### Given instruction
In the records below, find each line with the word "name" and copy it.

Dataset listings of figures
--------------------
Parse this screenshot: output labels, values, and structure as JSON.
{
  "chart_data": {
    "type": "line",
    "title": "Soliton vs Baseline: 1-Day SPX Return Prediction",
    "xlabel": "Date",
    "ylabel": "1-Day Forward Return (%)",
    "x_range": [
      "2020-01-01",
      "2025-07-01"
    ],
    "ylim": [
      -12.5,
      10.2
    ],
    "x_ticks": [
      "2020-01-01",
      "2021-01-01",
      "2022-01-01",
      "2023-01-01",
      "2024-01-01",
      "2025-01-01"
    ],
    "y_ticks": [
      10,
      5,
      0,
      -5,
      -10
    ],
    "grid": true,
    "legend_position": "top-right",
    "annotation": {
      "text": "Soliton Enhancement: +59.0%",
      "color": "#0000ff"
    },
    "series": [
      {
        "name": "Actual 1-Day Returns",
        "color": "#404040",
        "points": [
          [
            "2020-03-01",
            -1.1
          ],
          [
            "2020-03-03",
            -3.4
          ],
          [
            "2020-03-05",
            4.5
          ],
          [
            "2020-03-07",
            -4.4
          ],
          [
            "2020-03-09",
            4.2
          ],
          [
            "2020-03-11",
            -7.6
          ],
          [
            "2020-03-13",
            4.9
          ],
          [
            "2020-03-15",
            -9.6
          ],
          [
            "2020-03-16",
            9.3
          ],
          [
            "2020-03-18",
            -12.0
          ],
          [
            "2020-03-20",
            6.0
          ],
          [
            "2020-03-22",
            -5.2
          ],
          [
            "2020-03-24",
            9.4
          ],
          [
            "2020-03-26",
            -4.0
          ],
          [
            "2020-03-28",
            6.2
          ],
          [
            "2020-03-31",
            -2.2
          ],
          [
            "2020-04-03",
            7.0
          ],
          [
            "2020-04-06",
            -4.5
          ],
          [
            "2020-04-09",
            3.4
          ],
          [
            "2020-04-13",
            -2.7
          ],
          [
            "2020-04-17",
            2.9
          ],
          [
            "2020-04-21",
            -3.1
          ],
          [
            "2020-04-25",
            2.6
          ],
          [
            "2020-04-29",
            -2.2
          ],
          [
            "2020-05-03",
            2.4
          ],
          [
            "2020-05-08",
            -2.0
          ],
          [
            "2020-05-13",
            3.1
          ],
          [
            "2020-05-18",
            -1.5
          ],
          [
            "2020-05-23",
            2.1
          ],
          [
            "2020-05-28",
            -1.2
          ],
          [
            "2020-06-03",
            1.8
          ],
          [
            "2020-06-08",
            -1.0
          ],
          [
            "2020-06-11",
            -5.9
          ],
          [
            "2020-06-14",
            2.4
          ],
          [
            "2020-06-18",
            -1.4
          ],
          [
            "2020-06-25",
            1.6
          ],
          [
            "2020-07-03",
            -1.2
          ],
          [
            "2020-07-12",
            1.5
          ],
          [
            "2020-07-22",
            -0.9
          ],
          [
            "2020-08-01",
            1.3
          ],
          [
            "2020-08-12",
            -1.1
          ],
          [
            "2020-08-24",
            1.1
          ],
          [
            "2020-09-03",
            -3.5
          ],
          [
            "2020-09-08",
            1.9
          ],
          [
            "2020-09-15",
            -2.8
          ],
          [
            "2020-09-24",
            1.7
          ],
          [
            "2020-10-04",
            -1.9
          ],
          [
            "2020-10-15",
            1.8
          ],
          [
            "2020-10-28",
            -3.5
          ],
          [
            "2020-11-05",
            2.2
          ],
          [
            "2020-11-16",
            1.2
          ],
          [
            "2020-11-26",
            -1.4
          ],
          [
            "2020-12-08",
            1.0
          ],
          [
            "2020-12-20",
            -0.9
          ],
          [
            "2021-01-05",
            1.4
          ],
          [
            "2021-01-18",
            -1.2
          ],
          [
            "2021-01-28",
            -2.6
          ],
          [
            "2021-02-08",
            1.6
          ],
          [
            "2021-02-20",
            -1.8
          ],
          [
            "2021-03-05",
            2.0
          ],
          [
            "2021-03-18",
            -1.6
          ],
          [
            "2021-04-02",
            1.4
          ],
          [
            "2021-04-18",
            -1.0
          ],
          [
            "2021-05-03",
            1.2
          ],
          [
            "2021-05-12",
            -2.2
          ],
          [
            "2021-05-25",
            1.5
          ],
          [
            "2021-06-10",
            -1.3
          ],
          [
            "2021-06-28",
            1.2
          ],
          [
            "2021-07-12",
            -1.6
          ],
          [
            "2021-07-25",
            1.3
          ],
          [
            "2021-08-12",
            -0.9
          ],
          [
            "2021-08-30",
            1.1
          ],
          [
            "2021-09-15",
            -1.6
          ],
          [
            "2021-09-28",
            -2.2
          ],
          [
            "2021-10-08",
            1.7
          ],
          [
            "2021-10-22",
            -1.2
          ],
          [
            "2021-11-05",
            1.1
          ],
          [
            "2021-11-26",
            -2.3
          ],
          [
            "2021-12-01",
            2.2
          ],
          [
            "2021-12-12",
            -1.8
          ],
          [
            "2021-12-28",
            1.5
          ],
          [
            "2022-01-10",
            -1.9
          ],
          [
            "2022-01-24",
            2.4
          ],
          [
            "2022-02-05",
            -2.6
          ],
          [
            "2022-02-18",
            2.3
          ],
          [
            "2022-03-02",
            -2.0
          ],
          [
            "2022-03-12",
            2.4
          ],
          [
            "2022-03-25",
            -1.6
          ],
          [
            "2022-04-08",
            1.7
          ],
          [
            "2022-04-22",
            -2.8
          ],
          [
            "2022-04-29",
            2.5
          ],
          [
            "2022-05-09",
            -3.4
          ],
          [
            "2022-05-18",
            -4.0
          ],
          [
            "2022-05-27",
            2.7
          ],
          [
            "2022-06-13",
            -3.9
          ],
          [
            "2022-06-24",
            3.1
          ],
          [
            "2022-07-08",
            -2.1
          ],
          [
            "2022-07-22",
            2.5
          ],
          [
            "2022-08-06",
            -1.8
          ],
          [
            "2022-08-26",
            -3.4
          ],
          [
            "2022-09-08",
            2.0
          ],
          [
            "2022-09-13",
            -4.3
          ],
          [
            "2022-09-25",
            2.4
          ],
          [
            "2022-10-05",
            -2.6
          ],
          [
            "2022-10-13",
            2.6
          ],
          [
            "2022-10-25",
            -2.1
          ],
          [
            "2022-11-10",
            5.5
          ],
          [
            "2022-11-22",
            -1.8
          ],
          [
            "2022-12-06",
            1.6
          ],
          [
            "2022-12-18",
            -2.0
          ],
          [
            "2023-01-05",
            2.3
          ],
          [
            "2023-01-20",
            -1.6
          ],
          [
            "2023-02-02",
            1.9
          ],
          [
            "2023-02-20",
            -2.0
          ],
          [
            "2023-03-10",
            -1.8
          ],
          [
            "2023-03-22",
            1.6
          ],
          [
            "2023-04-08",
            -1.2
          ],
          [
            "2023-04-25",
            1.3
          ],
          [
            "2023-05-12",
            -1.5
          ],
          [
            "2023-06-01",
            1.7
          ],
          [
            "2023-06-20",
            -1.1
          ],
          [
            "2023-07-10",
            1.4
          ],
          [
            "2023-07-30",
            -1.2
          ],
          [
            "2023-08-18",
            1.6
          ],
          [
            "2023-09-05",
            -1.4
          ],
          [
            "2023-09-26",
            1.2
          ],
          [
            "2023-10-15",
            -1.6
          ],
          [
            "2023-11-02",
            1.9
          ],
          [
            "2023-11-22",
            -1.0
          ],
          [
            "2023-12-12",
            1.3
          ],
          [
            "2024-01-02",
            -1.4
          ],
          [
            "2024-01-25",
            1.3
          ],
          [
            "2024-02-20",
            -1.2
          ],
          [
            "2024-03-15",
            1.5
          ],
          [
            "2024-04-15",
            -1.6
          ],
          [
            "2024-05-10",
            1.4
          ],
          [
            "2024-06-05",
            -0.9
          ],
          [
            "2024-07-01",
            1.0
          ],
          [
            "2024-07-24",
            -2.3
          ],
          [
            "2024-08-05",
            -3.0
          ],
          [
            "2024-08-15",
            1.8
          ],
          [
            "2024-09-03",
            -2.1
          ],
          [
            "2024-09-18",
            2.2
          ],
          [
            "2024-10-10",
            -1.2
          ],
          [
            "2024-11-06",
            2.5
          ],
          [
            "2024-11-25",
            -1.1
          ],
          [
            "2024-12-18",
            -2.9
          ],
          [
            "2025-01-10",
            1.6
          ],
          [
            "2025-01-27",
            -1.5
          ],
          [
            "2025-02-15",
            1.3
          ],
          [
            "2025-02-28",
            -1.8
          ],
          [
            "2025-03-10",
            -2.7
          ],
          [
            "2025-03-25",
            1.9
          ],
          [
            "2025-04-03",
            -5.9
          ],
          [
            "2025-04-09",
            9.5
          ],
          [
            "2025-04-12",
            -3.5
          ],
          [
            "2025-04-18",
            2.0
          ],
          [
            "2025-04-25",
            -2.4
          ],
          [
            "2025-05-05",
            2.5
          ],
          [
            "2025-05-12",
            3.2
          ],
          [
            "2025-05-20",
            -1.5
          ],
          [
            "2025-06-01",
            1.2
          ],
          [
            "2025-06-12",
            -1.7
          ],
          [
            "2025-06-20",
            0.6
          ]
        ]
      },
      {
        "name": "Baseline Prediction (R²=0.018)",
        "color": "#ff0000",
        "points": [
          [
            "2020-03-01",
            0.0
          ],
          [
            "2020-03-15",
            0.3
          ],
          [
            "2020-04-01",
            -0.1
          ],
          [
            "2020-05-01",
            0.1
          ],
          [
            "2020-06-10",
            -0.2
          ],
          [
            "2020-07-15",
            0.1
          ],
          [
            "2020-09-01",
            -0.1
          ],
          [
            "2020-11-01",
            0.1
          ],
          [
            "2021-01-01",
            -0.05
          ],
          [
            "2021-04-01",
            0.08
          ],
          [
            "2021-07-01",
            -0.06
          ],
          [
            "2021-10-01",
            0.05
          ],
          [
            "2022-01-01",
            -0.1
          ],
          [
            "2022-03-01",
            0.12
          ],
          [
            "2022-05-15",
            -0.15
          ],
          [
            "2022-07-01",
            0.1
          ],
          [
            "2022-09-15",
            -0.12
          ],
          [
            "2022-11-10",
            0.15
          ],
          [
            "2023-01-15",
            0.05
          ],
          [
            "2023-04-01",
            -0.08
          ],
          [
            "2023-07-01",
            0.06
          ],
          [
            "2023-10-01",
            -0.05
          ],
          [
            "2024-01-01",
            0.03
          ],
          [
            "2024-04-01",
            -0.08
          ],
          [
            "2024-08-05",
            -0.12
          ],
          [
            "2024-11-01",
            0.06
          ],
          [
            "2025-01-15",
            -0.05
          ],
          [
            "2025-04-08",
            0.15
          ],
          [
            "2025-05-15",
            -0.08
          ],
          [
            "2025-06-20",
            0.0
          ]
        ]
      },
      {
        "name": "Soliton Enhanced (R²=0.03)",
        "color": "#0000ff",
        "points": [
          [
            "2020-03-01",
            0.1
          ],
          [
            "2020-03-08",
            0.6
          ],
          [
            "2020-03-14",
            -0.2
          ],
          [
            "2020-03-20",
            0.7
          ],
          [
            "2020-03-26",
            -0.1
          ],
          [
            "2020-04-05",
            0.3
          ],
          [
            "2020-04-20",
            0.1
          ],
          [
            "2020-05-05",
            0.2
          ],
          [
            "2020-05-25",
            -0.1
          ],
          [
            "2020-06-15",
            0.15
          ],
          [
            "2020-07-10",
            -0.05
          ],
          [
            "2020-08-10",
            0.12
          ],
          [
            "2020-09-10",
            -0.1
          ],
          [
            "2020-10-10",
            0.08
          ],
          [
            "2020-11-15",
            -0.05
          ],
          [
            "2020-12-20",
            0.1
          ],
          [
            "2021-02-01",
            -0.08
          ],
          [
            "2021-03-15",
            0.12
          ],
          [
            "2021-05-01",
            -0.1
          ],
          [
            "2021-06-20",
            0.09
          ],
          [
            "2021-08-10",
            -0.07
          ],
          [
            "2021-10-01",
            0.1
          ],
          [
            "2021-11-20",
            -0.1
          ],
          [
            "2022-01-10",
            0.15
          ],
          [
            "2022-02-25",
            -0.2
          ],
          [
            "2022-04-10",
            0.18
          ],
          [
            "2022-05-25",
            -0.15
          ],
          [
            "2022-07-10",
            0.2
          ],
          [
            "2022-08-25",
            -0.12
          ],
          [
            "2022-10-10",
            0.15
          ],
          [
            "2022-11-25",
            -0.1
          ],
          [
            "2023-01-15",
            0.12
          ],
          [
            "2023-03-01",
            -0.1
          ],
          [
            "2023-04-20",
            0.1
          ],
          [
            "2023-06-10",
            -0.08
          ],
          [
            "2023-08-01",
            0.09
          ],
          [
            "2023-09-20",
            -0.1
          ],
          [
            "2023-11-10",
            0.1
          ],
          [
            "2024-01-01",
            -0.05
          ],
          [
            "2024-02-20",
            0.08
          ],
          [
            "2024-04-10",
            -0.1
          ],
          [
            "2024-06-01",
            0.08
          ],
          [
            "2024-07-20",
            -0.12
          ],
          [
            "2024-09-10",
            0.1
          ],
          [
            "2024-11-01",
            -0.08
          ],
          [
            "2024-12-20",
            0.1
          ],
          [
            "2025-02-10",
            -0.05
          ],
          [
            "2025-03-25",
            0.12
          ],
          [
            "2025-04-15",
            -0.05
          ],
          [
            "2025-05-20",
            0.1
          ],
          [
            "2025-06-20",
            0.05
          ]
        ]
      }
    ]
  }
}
--------------------
### Written answer
        "name": "Actual 1-Day Returns",
        "name": "Baseline Prediction (R²=0.018)",
        "name": "Soliton Enhanced (R²=0.03)",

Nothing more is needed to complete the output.